* Work to do *
Return the material below in full and exactly.

○ ○ ○ ○

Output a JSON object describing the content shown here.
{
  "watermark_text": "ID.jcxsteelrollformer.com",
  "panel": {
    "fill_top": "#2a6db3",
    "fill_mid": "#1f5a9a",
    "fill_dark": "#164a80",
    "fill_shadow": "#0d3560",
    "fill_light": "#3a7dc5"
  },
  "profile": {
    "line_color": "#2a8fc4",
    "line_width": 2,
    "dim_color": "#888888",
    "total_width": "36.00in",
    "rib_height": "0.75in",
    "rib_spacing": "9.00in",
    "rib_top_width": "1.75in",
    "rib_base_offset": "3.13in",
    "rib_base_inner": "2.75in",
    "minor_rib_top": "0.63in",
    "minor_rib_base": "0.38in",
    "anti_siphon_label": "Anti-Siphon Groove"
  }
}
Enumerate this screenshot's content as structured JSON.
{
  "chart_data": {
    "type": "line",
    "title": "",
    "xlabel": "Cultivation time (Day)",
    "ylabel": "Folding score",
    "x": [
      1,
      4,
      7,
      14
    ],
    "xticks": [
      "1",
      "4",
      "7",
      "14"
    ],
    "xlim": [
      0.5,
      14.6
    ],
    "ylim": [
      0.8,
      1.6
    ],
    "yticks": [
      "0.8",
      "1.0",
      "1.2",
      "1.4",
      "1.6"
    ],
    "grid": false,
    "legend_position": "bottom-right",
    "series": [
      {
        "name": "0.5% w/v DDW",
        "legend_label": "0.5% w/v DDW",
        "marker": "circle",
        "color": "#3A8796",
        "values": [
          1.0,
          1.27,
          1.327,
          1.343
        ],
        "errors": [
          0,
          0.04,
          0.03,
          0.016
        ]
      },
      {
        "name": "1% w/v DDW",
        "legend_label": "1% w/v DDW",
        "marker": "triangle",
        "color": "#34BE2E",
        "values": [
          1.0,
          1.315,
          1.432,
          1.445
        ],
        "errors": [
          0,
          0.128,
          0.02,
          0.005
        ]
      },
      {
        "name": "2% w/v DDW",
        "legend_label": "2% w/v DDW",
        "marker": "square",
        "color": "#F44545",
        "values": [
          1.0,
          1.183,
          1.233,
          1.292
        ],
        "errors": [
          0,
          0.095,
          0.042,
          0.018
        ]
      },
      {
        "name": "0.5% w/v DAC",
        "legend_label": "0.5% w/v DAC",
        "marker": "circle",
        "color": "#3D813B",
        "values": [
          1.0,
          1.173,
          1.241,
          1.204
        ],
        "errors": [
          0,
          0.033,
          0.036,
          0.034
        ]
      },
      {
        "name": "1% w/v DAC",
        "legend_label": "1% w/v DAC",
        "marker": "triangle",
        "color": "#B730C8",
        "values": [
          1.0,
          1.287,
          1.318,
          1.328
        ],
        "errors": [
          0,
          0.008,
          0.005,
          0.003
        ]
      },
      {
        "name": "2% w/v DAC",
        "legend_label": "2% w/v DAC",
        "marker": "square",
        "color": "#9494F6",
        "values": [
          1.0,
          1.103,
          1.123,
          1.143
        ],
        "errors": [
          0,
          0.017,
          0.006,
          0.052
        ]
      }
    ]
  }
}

○ ○ ○ ○

* Result for this task *
Output a JSON object describing the content shown here.
{
  "watermark_text": "ID.jcxsteelrollformer.com",
  "panel": {
    "fill_top": "#2a6db3",
    "fill_mid": "#1f5a9a",
    "fill_dark": "#164a80",
    "fill_shadow": "#0d3560",
    "fill_light": "#3a7dc5"
  },
  "profile": {
    "line_color": "#2a8fc4",
    "line_width": 2,
    "dim_color": "#888888",
    "total_width": "36.00in",
    "rib_height": "0.75in",
    "rib_spacing": "9.00in",
    "rib_top_width": "1.75in",
    "rib_base_offset": "3.13in",
    "rib_base_inner": "2.75in",
    "minor_rib_top": "0.63in",
    "minor_rib_base": "0.38in",
    "anti_siphon_label": "Anti-Siphon Groove"
  }
}
Enumerate this screenshot's content as structured JSON.
{
  "chart_data": {
    "type": "line",
    "title": "",
    "xlabel": "Cultivation time (Day)",
    "ylabel": "Folding score",
    "x": [
      1,
      4,
      7,
      14
    ],
    "xticks": [
      "1",
      "4",
      "7",
      "14"
    ],
    "xlim": [
      0.5,
      14.6
    ],
    "ylim": [
      0.8,
      1.6
    ],
    "yticks": [
      "0.8",
      "1.0",
      "1.2",
      "1.4",
      "1.6"
    ],
    "grid": false,
    "legend_position": "bottom-right",
    "series": [
      {
        "name": "0.5% w/v DDW",
        "legend_label": "0.5% w/v DDW",
        "marker": "circle",
        "color": "#3A8796",
        "values": [
          1.0,
          1.27,
          1.327,
          1.343
        ],
        "errors": [
          0,
          0.04,
          0.03,
          0.016
        ]
      },
      {
        "name": "1% w/v DDW",
        "legend_label": "1% w/v DDW",
        "marker": "triangle",
        "color": "#34BE2E",
        "values": [
          1.0,
          1.315,
          1.432,
          1.445
        ],
        "errors": [
          0,
          0.128,
          0.02,
          0.005
        ]
      },
      {
        "name": "2% w/v DDW",
        "legend_label": "2% w/v DDW",
        "marker": "square",
        "color": "#F44545",
        "values": [
          1.0,
          1.183,
          1.233,
          1.292
        ],
        "errors": [
          0,
          0.095,
          0.042,
          0.018
        ]
      },
      {
        "name": "0.5% w/v DAC",
        "legend_label": "0.5% w/v DAC",
        "marker": "circle",
        "color": "#3D813B",
        "values": [
          1.0,
          1.173,
          1.241,
          1.204
        ],
        "errors": [
          0,
          0.033,
          0.036,
          0.034
        ]
      },
      {
        "name": "1% w/v DAC",
        "legend_label": "1% w/v DAC",
        "marker": "triangle",
        "color": "#B730C8",
        "values": [
          1.0,
          1.287,
          1.318,
          1.328
        ],
        "errors": [
          0,
          0.008,
          0.005,
          0.003
        ]
      },
      {
        "name": "2% w/v DAC",
        "legend_label": "2% w/v DAC",
        "marker": "square",
        "color": "#9494F6",
        "values": [
          1.0,
          1.103,
          1.123,
          1.143
        ],
        "errors": [
          0,
          0.017,
          0.006,
          0.052
        ]
      }
    ]
  }
}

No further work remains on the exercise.